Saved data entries
=======

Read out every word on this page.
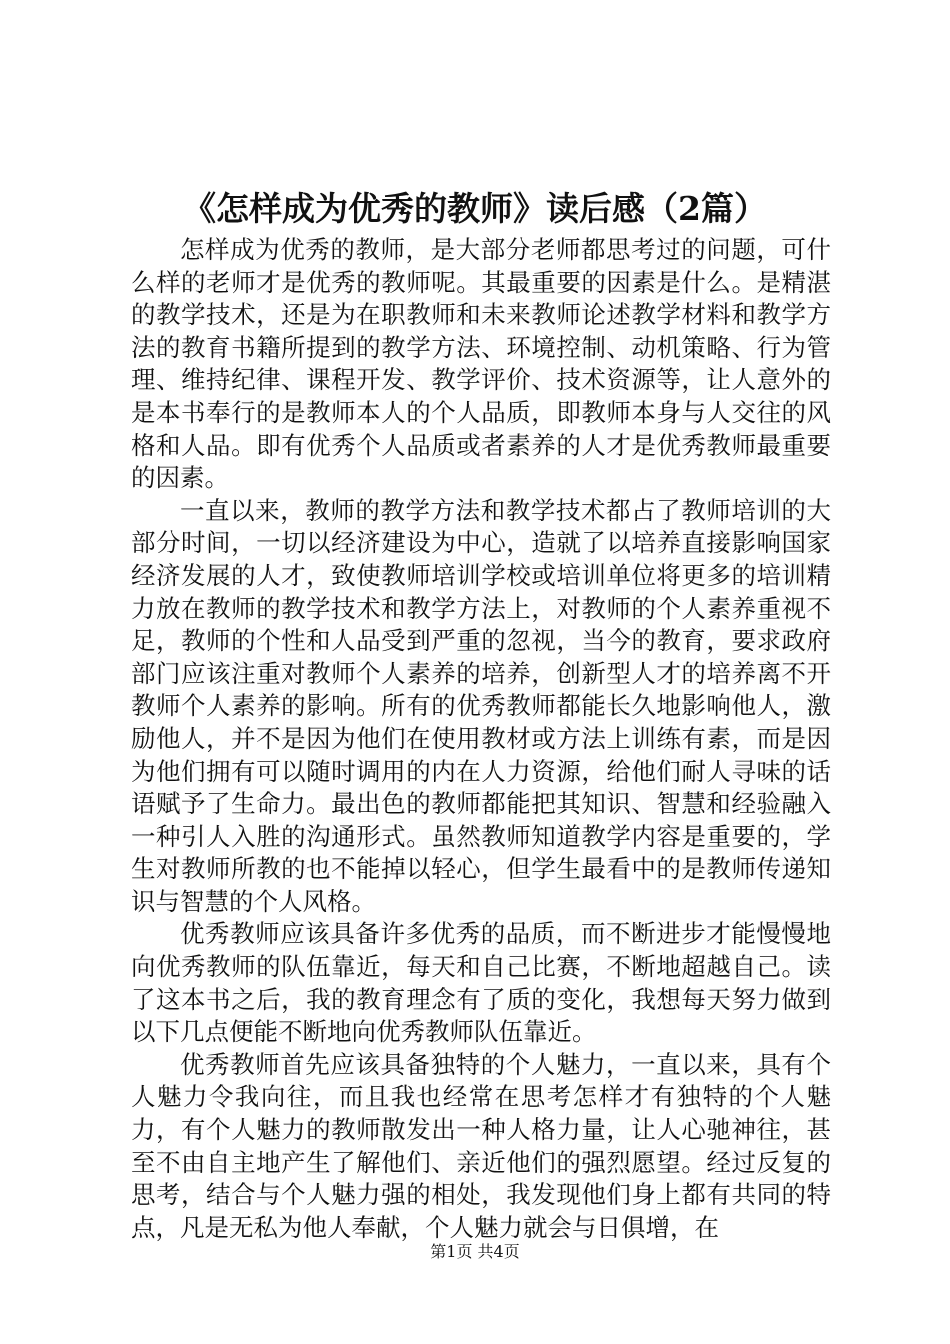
《怎样成为优秀的教师》读后感（2篇）

怎样成为优秀的教师，是大部分老师都思考过的问题，可什么样的老师才是优秀的教师呢。其最重要的因素是什么。是精湛的教学技术，还是为在职教师和未来教师论述教学材料和教学方法的教育书籍所提到的教学方法、环境控制、动机策略、行为管理、维持纪律、课程开发、教学评价、技术资源等，让人意外的是本书奉行的是教师本人的个人品质，即教师本身与人交往的风格和人品。即有优秀个人品质或者素养的人才是优秀教师最重要的因素。

一直以来，教师的教学方法和教学技术都占了教师培训的大部分时间，一切以经济建设为中心，造就了以培养直接影响国家经济发展的人才，致使教师培训学校或培训单位将更多的培训精力放在教师的教学技术和教学方法上，对教师的个人素养重视不足，教师的个性和人品受到严重的忽视，当今的教育，要求政府部门应该注重对教师个人素养的培养，创新型人才的培养离不开教师个人素养的影响。所有的优秀教师都能长久地影响他人，激励他人，并不是因为他们在使用教材或方法上训练有素，而是因为他们拥有可以随时调用的内在人力资源，给他们耐人寻味的话语赋予了生命力。最出色的教师都能把其知识、智慧和经验融入一种引人入胜的沟通形式。虽然教师知道教学内容是重要的，学生对教师所教的也不能掉以轻心，但学生最看中的是教师传递知识与智慧的个人风格。

优秀教师应该具备许多优秀的品质，而不断进步才能慢慢地向优秀教师的队伍靠近，每天和自己比赛，不断地超越自己。读了这本书之后，我的教育理念有了质的变化，我想每天努力做到以下几点便能不断地向优秀教师队伍靠近。

优秀教师首先应该具备独特的个人魅力，一直以来，具有个人魅力令我向往，而且我也经常在思考怎样才有独特的个人魅力，有个人魅力的教师散发出一种人格力量，让人心驰神往，甚至不由自主地产生了解他们、亲近他们的强烈愿望。经过反复的思考，结合与个人魅力强的相处，我发现他们身上都有共同的特点，凡是无私为他人奉献，个人魅力就会与日俱增，在

第1页 共4页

=======

WORK REQUIRED
Repeat the listing in full and exactly. Leave any pictures out.

EXERCISE ANSWER
Read out every word on this page.
《怎样成为优秀的教师》读后感（2篇）

怎样成为优秀的教师，是大部分老师都思考过的问题，可什么样的老师才是优秀的教师呢。其最重要的因素是什么。是精湛的教学技术，还是为在职教师和未来教师论述教学材料和教学方法的教育书籍所提到的教学方法、环境控制、动机策略、行为管理、维持纪律、课程开发、教学评价、技术资源等，让人意外的是本书奉行的是教师本人的个人品质，即教师本身与人交往的风格和人品。即有优秀个人品质或者素养的人才是优秀教师最重要的因素。

一直以来，教师的教学方法和教学技术都占了教师培训的大部分时间，一切以经济建设为中心，造就了以培养直接影响国家经济发展的人才，致使教师培训学校或培训单位将更多的培训精力放在教师的教学技术和教学方法上，对教师的个人素养重视不足，教师的个性和人品受到严重的忽视，当今的教育，要求政府部门应该注重对教师个人素养的培养，创新型人才的培养离不开教师个人素养的影响。所有的优秀教师都能长久地影响他人，激励他人，并不是因为他们在使用教材或方法上训练有素，而是因为他们拥有可以随时调用的内在人力资源，给他们耐人寻味的话语赋予了生命力。最出色的教师都能把其知识、智慧和经验融入一种引人入胜的沟通形式。虽然教师知道教学内容是重要的，学生对教师所教的也不能掉以轻心，但学生最看中的是教师传递知识与智慧的个人风格。

优秀教师应该具备许多优秀的品质，而不断进步才能慢慢地向优秀教师的队伍靠近，每天和自己比赛，不断地超越自己。读了这本书之后，我的教育理念有了质的变化，我想每天努力做到以下几点便能不断地向优秀教师队伍靠近。

优秀教师首先应该具备独特的个人魅力，一直以来，具有个人魅力令我向往，而且我也经常在思考怎样才有独特的个人魅力，有个人魅力的教师散发出一种人格力量，让人心驰神往，甚至不由自主地产生了解他们、亲近他们的强烈愿望。经过反复的思考，结合与个人魅力强的相处，我发现他们身上都有共同的特点，凡是无私为他人奉献，个人魅力就会与日俱增，在

第1页 共4页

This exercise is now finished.